**Requirement**
Find the word "title" in the material below and gather every line that contains it.

Records
* Begin *

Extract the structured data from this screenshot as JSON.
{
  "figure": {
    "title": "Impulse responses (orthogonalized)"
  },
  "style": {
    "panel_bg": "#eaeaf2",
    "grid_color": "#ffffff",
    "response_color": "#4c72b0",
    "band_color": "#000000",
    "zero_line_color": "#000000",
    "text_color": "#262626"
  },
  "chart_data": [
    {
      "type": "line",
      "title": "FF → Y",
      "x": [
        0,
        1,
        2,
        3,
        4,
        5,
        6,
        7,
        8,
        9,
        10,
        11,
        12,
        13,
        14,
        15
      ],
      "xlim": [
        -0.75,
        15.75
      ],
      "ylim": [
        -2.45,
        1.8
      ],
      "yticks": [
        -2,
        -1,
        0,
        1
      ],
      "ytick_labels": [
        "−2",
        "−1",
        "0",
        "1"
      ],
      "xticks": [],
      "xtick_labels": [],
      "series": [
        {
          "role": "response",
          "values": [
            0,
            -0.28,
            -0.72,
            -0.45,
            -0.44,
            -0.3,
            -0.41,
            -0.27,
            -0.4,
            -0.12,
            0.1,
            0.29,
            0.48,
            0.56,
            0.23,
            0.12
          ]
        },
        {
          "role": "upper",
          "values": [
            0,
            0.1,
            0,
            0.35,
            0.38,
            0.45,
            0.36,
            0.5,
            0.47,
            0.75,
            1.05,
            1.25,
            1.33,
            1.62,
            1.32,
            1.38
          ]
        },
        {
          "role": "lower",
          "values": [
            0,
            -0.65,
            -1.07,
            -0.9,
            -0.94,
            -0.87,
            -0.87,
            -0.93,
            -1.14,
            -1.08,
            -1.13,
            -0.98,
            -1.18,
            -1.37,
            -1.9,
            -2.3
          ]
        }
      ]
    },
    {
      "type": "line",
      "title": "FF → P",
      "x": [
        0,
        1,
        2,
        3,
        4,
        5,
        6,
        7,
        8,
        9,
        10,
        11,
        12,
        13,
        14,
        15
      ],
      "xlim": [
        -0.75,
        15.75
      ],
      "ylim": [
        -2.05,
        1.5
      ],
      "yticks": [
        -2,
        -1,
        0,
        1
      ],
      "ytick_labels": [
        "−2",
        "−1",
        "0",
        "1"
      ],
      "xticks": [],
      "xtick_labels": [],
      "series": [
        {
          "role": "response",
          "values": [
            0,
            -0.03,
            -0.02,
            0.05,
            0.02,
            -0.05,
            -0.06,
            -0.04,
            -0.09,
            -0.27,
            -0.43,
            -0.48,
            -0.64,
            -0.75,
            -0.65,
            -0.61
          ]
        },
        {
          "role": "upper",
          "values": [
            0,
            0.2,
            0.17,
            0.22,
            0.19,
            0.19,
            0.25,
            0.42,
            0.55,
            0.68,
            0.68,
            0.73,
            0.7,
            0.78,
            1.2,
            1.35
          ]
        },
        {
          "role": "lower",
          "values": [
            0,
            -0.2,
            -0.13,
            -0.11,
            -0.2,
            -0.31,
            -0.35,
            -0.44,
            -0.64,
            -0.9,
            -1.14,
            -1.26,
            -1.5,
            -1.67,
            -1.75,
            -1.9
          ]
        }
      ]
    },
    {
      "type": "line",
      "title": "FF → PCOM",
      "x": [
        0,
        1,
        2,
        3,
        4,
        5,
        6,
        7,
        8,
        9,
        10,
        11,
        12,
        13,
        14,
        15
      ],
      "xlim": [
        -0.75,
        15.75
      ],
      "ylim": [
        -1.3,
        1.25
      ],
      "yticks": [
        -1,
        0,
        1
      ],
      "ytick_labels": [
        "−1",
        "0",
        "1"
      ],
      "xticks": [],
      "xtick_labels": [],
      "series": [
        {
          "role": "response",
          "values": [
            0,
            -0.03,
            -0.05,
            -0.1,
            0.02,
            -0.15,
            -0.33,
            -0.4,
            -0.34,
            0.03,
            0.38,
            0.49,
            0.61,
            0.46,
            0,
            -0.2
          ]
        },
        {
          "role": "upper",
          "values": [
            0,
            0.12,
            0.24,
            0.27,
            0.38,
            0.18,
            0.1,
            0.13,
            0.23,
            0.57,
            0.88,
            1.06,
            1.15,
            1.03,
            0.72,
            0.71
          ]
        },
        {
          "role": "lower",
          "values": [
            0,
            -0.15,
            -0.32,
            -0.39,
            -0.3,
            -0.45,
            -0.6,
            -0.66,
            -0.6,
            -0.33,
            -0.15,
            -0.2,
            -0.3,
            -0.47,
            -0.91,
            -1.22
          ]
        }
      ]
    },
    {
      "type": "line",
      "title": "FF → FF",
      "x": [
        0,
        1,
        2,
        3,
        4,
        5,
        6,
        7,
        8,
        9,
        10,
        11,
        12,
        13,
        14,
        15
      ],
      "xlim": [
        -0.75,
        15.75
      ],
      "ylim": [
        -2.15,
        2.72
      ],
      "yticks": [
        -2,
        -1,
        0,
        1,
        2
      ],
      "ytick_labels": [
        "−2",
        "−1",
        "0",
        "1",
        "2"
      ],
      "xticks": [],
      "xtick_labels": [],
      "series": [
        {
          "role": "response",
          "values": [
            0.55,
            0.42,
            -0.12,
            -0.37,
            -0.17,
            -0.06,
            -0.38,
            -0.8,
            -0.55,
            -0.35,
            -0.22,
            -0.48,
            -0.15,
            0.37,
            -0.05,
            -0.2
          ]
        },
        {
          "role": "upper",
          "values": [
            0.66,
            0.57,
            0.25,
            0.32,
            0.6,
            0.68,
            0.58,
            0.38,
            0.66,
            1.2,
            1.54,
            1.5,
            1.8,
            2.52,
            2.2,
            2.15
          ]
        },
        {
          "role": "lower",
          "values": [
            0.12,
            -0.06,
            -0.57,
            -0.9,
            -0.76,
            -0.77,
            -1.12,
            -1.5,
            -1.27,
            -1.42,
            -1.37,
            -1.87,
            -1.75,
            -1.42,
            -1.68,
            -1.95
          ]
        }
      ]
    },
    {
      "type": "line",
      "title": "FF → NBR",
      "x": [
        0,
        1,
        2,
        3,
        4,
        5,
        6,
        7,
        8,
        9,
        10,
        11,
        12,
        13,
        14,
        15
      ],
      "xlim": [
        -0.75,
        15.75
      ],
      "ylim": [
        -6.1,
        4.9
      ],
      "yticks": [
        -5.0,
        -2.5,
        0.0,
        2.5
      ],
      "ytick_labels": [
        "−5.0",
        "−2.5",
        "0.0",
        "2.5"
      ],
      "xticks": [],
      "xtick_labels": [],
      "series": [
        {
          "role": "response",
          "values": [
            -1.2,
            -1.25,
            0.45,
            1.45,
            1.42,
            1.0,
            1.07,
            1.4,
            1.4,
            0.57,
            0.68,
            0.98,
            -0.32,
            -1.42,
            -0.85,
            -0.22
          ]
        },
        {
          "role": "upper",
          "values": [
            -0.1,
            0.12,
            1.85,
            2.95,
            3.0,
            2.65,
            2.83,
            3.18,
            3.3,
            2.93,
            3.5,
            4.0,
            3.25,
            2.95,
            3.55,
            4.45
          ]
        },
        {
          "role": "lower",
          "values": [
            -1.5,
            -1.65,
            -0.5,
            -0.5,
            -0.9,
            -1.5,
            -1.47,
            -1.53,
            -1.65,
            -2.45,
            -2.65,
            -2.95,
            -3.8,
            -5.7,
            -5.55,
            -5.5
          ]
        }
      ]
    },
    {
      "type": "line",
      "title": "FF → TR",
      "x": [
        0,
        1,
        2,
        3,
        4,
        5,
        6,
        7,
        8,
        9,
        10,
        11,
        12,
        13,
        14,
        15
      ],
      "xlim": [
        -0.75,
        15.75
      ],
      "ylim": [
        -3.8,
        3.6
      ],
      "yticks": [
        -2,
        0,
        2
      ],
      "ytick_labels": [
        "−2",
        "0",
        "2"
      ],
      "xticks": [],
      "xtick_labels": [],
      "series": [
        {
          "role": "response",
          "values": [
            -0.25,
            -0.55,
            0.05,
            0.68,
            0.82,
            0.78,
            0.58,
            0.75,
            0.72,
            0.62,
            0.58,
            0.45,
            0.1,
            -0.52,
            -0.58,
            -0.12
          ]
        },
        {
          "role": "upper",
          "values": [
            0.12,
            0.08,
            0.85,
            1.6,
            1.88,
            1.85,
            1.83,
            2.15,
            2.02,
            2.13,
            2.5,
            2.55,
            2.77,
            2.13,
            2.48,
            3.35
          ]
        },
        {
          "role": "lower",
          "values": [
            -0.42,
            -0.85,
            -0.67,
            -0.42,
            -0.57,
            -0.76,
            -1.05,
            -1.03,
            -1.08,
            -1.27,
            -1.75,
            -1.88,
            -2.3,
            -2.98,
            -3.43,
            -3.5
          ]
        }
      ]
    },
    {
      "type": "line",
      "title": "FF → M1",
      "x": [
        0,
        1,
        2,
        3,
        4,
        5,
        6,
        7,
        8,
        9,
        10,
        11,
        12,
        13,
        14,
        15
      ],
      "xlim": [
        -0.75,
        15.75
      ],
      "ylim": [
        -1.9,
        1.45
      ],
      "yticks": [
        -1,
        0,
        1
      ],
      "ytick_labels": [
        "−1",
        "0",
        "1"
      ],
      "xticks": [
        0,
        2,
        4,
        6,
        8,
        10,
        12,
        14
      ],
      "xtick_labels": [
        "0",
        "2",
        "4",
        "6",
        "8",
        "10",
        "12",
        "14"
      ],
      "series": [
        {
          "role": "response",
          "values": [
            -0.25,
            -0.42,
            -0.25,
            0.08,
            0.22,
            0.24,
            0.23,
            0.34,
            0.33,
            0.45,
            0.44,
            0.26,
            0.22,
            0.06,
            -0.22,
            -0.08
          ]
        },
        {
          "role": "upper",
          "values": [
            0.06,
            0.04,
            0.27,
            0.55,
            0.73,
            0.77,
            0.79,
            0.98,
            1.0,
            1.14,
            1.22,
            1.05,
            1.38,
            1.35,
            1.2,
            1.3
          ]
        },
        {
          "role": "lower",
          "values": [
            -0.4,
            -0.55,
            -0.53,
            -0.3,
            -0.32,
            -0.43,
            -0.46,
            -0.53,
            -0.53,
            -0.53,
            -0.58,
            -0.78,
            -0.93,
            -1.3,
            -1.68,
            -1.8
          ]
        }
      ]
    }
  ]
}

* End *

**Response below**
    "title": "Impulse responses (orthogonalized)"
      "title": "FF → Y",
      "title": "FF → P",
      "title": "FF → PCOM",
      "title": "FF → FF",
      "title": "FF → NBR",
      "title": "FF → TR",
      "title": "FF → M1",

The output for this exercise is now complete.